# Start of Provided records

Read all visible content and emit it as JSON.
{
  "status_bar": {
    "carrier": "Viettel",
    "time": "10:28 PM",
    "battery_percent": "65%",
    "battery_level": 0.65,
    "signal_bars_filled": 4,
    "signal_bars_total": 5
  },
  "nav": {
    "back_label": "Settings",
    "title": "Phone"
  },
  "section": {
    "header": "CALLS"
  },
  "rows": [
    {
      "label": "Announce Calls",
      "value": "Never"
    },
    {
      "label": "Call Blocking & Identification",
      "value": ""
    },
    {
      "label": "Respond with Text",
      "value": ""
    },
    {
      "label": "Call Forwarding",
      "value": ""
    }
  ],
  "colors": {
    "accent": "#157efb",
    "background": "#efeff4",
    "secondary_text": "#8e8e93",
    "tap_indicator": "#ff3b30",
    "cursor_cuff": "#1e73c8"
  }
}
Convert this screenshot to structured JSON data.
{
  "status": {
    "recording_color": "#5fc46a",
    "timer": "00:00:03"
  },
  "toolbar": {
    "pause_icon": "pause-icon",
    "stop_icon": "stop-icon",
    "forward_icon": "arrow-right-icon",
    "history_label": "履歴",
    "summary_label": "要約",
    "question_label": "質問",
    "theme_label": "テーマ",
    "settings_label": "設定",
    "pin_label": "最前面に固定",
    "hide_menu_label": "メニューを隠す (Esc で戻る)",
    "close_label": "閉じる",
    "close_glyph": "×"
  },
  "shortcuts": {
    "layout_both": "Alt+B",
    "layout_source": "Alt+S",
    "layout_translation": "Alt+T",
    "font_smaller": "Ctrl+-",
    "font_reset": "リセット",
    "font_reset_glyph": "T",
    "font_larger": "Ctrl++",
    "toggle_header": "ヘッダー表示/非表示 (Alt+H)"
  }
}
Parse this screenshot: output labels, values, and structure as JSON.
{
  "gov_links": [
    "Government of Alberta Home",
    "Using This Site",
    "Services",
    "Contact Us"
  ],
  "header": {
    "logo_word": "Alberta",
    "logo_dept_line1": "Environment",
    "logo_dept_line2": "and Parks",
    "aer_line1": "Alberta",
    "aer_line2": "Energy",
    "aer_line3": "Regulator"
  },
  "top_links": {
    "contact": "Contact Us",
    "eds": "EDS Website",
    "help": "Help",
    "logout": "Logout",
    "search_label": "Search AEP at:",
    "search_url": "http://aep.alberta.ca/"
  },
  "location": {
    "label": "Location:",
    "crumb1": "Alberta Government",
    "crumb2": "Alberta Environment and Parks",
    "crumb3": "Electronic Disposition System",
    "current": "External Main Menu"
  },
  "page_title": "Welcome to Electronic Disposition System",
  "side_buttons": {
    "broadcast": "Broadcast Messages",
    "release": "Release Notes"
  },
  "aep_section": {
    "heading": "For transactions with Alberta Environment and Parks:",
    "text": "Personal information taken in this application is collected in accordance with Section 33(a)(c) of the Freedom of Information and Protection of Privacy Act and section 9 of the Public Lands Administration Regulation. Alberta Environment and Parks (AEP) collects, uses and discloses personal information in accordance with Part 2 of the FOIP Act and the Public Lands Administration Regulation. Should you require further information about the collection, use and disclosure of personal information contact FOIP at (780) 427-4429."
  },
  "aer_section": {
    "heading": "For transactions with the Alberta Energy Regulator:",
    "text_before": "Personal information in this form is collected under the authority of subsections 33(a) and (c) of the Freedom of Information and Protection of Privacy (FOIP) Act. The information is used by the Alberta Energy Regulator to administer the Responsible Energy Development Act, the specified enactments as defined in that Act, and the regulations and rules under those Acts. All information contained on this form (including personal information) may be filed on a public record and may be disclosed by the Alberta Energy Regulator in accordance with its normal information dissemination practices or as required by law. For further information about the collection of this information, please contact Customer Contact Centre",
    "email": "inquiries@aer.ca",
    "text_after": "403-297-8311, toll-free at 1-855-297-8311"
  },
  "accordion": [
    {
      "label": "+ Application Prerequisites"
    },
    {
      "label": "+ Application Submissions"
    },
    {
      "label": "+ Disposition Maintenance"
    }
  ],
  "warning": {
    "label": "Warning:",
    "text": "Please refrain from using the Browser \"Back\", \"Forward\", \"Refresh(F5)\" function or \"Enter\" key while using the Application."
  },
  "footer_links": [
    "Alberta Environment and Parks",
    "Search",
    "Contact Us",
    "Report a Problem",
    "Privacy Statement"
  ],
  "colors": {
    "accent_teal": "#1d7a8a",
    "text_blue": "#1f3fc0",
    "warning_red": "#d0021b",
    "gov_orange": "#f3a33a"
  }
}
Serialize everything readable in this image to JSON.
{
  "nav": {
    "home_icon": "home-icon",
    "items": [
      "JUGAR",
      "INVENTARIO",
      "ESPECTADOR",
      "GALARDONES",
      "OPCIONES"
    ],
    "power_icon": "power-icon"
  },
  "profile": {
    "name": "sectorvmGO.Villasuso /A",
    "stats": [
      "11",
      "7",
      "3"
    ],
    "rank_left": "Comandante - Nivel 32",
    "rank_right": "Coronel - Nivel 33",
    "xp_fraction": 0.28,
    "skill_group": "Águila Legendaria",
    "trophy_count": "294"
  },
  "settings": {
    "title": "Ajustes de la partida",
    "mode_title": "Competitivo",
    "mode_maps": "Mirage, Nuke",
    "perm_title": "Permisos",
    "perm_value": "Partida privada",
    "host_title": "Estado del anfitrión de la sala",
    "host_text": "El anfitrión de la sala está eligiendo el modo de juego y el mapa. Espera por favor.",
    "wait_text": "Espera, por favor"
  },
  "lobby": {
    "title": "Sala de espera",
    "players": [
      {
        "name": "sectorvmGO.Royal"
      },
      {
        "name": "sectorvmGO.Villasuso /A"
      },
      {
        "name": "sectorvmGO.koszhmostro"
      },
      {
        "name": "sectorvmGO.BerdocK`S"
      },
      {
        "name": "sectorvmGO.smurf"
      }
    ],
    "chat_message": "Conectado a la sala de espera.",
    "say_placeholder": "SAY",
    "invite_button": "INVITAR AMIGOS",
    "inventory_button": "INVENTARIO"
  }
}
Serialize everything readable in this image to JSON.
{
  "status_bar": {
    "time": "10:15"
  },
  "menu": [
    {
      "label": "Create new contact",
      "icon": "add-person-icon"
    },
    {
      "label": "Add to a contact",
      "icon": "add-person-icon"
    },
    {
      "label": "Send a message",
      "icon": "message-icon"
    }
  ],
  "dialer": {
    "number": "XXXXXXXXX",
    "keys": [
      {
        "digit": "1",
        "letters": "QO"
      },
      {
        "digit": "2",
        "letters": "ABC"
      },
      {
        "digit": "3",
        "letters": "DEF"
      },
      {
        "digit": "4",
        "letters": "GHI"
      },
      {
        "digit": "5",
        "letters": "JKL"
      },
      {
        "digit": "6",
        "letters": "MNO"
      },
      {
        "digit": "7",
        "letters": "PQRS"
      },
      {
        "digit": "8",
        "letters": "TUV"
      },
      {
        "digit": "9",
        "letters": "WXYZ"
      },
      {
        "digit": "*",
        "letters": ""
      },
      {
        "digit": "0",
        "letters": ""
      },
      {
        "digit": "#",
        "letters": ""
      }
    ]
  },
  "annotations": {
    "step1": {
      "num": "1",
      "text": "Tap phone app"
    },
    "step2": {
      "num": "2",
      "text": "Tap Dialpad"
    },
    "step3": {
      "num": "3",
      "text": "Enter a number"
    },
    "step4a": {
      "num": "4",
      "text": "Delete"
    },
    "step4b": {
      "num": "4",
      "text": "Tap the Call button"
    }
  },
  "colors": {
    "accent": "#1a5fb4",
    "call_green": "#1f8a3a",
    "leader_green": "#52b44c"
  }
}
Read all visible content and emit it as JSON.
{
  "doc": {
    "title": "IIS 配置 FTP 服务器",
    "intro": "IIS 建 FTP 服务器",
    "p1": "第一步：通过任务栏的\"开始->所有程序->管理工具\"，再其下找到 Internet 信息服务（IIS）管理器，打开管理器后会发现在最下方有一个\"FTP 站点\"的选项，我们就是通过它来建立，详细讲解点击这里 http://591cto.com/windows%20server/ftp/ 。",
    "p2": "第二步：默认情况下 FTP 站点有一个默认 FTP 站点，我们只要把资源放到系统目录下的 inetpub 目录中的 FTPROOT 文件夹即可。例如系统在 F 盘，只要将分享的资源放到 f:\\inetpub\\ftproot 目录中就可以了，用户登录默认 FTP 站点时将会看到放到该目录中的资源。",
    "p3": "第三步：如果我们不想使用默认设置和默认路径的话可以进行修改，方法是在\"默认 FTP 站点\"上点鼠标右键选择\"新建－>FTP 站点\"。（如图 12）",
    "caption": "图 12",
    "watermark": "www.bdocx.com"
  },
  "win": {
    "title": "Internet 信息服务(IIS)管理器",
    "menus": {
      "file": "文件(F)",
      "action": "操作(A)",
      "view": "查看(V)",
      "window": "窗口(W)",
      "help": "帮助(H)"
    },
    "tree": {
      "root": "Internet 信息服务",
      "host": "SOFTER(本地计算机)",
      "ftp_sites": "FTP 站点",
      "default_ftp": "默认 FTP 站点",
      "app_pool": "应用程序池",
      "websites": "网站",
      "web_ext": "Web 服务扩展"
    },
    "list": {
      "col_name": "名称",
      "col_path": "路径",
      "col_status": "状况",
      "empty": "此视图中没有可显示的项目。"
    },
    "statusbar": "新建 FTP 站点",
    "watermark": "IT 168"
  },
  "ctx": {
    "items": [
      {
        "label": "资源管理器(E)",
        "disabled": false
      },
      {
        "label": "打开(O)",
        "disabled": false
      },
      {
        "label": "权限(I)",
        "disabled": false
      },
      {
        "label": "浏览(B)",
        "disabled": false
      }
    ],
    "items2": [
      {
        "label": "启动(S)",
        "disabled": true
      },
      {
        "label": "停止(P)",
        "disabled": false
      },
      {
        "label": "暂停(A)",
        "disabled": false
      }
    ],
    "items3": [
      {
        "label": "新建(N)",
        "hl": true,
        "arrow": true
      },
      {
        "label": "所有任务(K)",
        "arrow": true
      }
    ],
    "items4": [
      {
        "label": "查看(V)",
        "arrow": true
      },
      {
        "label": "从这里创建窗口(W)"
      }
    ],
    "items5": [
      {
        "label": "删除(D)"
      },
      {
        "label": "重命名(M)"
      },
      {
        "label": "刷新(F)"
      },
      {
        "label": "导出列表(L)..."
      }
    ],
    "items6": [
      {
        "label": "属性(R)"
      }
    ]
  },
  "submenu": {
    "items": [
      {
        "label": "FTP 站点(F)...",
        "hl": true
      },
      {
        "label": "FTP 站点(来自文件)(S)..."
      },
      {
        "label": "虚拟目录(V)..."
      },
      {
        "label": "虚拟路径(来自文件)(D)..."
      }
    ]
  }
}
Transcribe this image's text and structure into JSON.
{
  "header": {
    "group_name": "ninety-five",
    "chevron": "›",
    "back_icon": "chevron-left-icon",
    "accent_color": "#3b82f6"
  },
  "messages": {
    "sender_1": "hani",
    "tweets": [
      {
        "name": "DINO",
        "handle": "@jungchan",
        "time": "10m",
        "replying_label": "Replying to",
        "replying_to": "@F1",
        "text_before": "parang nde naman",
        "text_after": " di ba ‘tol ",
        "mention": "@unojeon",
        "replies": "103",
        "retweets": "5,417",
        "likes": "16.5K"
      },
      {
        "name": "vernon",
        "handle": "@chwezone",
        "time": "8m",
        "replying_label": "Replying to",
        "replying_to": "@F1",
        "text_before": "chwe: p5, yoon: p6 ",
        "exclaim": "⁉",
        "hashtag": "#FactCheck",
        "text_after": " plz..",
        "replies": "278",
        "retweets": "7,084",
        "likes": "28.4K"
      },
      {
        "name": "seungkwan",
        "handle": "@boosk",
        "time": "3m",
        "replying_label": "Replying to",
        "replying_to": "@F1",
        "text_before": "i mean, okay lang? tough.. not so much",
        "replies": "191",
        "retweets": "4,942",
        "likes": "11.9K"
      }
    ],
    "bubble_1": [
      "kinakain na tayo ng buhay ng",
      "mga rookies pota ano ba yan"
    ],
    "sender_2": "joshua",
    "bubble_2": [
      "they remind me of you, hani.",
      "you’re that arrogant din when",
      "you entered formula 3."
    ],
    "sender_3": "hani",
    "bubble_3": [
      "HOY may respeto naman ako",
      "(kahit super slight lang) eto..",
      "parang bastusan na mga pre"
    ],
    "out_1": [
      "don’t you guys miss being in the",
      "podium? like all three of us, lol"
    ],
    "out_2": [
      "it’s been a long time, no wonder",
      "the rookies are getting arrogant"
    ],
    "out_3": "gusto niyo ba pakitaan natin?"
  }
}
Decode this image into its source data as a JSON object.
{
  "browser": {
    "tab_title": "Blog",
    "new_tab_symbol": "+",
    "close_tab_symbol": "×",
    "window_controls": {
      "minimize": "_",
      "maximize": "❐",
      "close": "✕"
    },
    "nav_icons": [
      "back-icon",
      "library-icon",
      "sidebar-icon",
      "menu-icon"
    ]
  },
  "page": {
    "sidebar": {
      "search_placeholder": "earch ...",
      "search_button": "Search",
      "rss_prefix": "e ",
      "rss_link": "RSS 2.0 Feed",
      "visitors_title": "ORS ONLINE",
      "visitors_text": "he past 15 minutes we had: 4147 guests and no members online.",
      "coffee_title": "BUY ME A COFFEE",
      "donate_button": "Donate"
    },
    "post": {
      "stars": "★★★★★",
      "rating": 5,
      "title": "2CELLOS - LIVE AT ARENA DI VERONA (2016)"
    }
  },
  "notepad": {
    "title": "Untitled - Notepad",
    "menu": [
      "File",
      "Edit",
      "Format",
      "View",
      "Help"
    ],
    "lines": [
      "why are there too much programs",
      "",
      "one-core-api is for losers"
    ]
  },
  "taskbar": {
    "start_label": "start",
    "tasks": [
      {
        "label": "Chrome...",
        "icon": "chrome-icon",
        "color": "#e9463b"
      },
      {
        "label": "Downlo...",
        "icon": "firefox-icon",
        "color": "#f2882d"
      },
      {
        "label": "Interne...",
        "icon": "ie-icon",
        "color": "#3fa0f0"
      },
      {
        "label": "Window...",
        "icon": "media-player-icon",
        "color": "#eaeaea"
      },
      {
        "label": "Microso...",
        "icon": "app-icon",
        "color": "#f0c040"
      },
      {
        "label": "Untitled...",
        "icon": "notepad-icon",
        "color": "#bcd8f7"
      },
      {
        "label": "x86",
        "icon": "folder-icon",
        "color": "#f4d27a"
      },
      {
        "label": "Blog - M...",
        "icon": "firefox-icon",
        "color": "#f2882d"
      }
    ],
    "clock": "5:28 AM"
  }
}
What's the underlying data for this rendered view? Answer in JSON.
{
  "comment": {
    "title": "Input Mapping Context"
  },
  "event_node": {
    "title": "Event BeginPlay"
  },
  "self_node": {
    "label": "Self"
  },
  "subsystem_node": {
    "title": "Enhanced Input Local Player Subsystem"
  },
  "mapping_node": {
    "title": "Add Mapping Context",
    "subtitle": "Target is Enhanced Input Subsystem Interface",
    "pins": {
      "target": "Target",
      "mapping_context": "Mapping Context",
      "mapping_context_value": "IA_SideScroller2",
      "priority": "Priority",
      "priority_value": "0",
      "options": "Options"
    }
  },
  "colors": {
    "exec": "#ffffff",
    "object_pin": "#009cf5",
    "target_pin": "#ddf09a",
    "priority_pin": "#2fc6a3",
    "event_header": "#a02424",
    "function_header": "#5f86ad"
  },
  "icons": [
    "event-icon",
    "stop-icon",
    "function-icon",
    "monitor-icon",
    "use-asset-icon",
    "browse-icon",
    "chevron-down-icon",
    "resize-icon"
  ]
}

# End of Provided records

Problem to solve> All lines of the data above that include the word "anfitrión" must be shown.

Problem solution>
    "host_title": "Estado del anfitrión de la sala",
    "host_text": "El anfitrión de la sala está eligiendo el modo de juego y el mapa. Espera por favor.",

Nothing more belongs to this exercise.